*AIM*
Leave out the pictures and restate the rest of the data exactly.

*DATA*
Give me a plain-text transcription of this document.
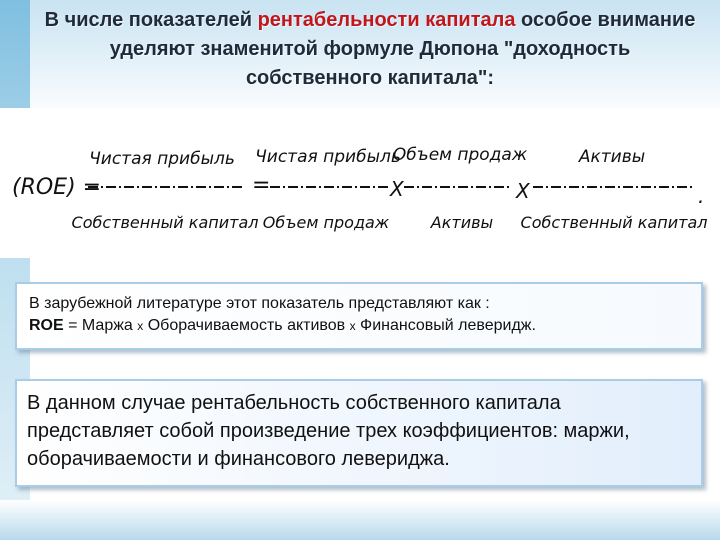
В числе показателей рентабельности капитала особое внимание уделяют знаменитой формуле Дюпона "доходность собственного капитала":
(ROE) =
Чистая прибыль
Собственный капитал
=
Чистая прибыль
Объем продаж
X
Объем продаж
Активы
X
Активы
Собственный капитал
.
В зарубежной литературе этот показатель представляют как :
ROE = Маржа x Оборачиваемость активов x Финансовый леверидж.
В данном случае рентабельность собственного капитала представляет собой произведение трех коэффициентов: маржи, оборачиваемости и финансового левериджа.
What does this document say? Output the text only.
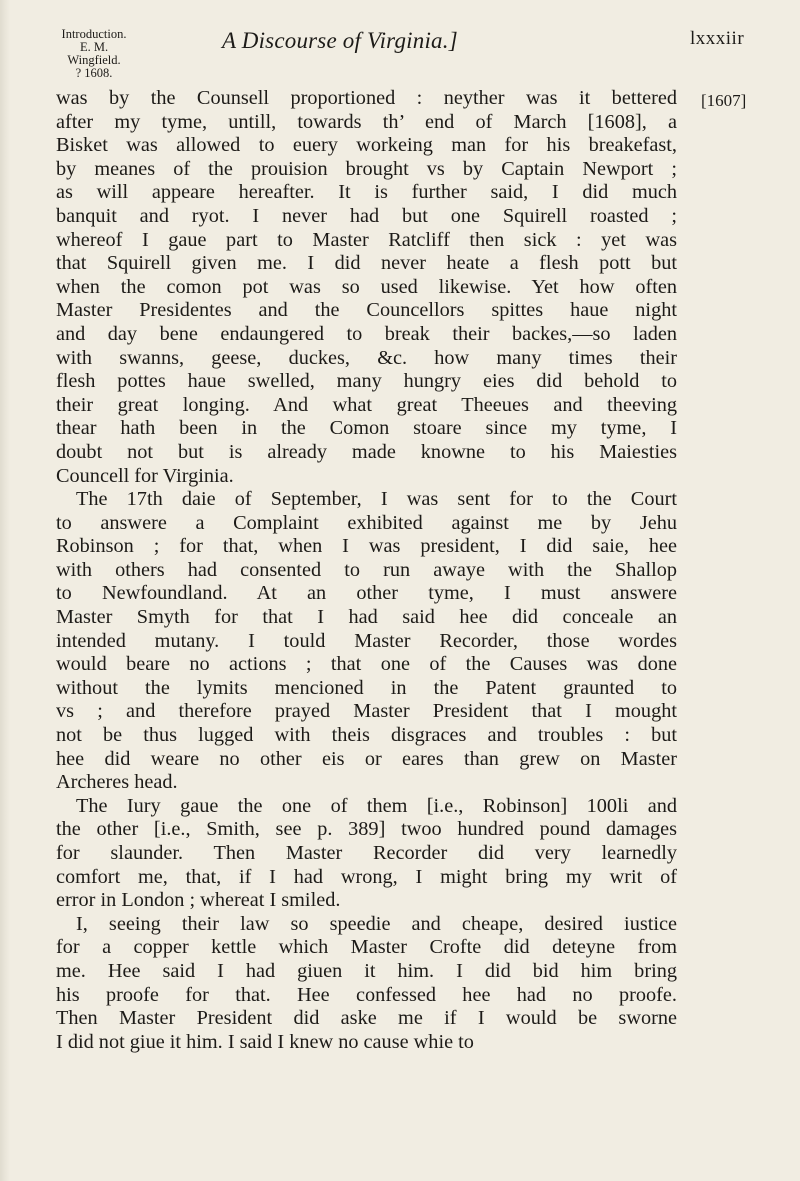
Introduction.
E. M. Wingfield.
? 1608.
A Discourse of Virginia.]	lxxxiir
[1607]
was by the Counsell proportioned : neyther was it bettered
after my tyme, untill, towards th’ end of March [1608], a
Bisket was allowed to euery workeing man for his breakefast,
by meanes of the prouision brought vs by Captain Newport ;
as will appeare hereafter. It is further said, I did much
banquit and ryot. I never had but one Squirell roasted ;
whereof I gaue part to Master Ratcliff then sick : yet was
that Squirell given me. I did never heate a flesh pott but
when the comon pot was so used likewise. Yet how often
Master Presidentes and the Councellors spittes haue night
and day bene endaungered to break their backes,—so laden
with swanns, geese, duckes, &c. how many times their
flesh pottes haue swelled, many hungry eies did behold to
their great longing. And what great Theeues and theeving
thear hath been in the Comon stoare since my tyme, I
doubt not but is already made knowne to his Maiesties
Councell for Virginia.
The 17th daie of September, I was sent for to the Court
to answere a Complaint exhibited against me by Jehu
Robinson ; for that, when I was president, I did saie, hee
with others had consented to run awaye with the Shallop
to Newfoundland. At an other tyme, I must answere
Master Smyth for that I had said hee did conceale an
intended mutany. I tould Master Recorder, those wordes
would beare no actions ; that one of the Causes was done
without the lymits mencioned in the Patent graunted to
vs ; and therefore prayed Master President that I mought
not be thus lugged with theis disgraces and troubles : but
hee did weare no other eis or eares than grew on Master
Archeres head.
The Iury gaue the one of them [i.e., Robinson] 100li and
the other [i.e., Smith, see p. 389] twoo hundred pound damages
for slaunder. Then Master Recorder did very learnedly
comfort me, that, if I had wrong, I might bring my writ of
error in London ; whereat I smiled.
I, seeing their law so speedie and cheape, desired iustice
for a copper kettle which Master Crofte did deteyne from
me. Hee said I had giuen it him. I did bid him bring
his proofe for that. Hee confessed hee had no proofe.
Then Master President did aske me if I would be sworne
I did not giue it him. I said I knew no cause whie to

*EXERCISE ANSWER*
Give me a plain-text transcription of this document.
В числе показателей рентабельности капитала особое внимание уделяют знаменитой формуле Дюпона "доходность собственного капитала":
(ROE) =
Чистая прибыль
Собственный капитал
=
Чистая прибыль
Объем продаж
X
Объем продаж
Активы
X
Активы
Собственный капитал
.
В зарубежной литературе этот показатель представляют как :
ROE = Маржа x Оборачиваемость активов x Финансовый леверидж.
В данном случае рентабельность собственного капитала представляет собой произведение трех коэффициентов: маржи, оборачиваемости и финансового левериджа.
What does this document say? Output the text only.
Introduction.
E. M. Wingfield.
? 1608.
A Discourse of Virginia.]	lxxxiir
[1607]
was by the Counsell proportioned : neyther was it bettered
after my tyme, untill, towards th’ end of March [1608], a
Bisket was allowed to euery workeing man for his breakefast,
by meanes of the prouision brought vs by Captain Newport ;
as will appeare hereafter. It is further said, I did much
banquit and ryot. I never had but one Squirell roasted ;
whereof I gaue part to Master Ratcliff then sick : yet was
that Squirell given me. I did never heate a flesh pott but
when the comon pot was so used likewise. Yet how often
Master Presidentes and the Councellors spittes haue night
and day bene endaungered to break their backes,—so laden
with swanns, geese, duckes, &c. how many times their
flesh pottes haue swelled, many hungry eies did behold to
their great longing. And what great Theeues and theeving
thear hath been in the Comon stoare since my tyme, I
doubt not but is already made knowne to his Maiesties
Councell for Virginia.
The 17th daie of September, I was sent for to the Court
to answere a Complaint exhibited against me by Jehu
Robinson ; for that, when I was president, I did saie, hee
with others had consented to run awaye with the Shallop
to Newfoundland. At an other tyme, I must answere
Master Smyth for that I had said hee did conceale an
intended mutany. I tould Master Recorder, those wordes
would beare no actions ; that one of the Causes was done
without the lymits mencioned in the Patent graunted to
vs ; and therefore prayed Master President that I mought
not be thus lugged with theis disgraces and troubles : but
hee did weare no other eis or eares than grew on Master
Archeres head.
The Iury gaue the one of them [i.e., Robinson] 100li and
the other [i.e., Smith, see p. 389] twoo hundred pound damages
for slaunder. Then Master Recorder did very learnedly
comfort me, that, if I had wrong, I might bring my writ of
error in London ; whereat I smiled.
I, seeing their law so speedie and cheape, desired iustice
for a copper kettle which Master Crofte did deteyne from
me. Hee said I had giuen it him. I did bid him bring
his proofe for that. Hee confessed hee had no proofe.
Then Master President did aske me if I would be sworne
I did not giue it him. I said I knew no cause whie to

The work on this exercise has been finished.